What is expected — Go through the lines below. Copy those with "name".
##### Record set #####
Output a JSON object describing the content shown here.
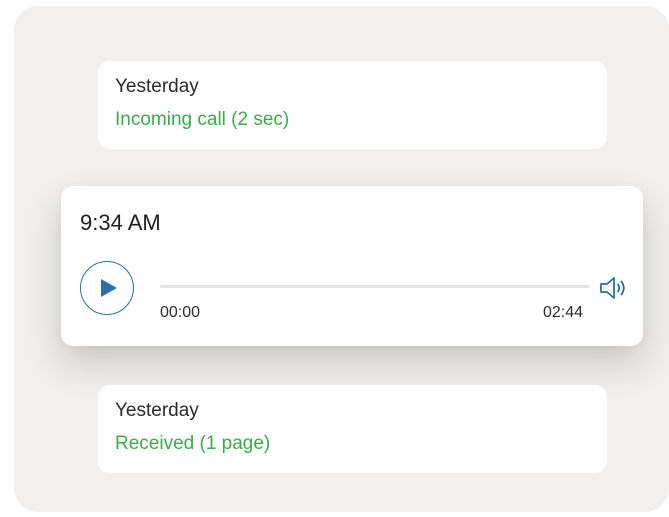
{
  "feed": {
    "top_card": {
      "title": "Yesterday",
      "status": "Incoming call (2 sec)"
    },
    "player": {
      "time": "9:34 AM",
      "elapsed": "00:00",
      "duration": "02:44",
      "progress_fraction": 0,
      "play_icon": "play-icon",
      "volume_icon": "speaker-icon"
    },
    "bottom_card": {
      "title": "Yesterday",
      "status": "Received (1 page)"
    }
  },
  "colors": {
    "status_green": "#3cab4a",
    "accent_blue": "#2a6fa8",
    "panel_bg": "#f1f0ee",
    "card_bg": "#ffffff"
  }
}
#####
##### Record set #####
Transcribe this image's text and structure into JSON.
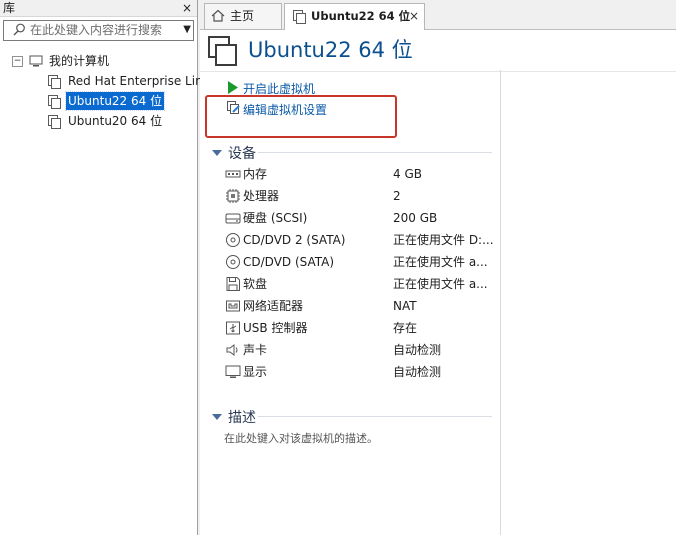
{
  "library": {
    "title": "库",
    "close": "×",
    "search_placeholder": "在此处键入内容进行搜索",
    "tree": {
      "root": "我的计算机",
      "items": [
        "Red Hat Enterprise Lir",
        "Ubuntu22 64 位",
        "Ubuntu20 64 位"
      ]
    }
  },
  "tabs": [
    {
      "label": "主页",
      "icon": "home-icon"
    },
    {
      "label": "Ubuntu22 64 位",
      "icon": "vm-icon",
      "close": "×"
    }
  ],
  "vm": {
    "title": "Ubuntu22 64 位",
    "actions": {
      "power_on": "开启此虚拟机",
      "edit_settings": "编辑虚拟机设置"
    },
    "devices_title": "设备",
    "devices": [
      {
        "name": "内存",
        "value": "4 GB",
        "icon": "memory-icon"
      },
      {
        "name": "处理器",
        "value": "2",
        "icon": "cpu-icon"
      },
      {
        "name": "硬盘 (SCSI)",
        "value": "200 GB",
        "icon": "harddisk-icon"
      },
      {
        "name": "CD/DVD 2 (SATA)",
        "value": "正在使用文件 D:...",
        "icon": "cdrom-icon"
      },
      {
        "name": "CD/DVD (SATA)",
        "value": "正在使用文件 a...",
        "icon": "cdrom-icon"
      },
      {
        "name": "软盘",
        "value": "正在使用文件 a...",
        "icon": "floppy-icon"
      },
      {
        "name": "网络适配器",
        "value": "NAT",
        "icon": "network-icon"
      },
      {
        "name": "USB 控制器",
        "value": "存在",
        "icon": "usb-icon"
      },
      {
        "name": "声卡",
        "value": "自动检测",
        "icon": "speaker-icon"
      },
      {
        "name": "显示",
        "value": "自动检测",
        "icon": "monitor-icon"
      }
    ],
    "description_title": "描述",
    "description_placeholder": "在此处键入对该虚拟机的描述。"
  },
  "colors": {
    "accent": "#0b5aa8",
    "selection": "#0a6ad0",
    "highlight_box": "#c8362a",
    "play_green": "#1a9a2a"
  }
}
#####
Output for this exercise —
        "name": "内存",
        "name": "处理器",
        "name": "硬盘 (SCSI)",
        "name": "CD/DVD 2 (SATA)",
        "name": "CD/DVD (SATA)",
        "name": "软盘",
        "name": "网络适配器",
        "name": "USB 控制器",
        "name": "声卡",
        "name": "显示",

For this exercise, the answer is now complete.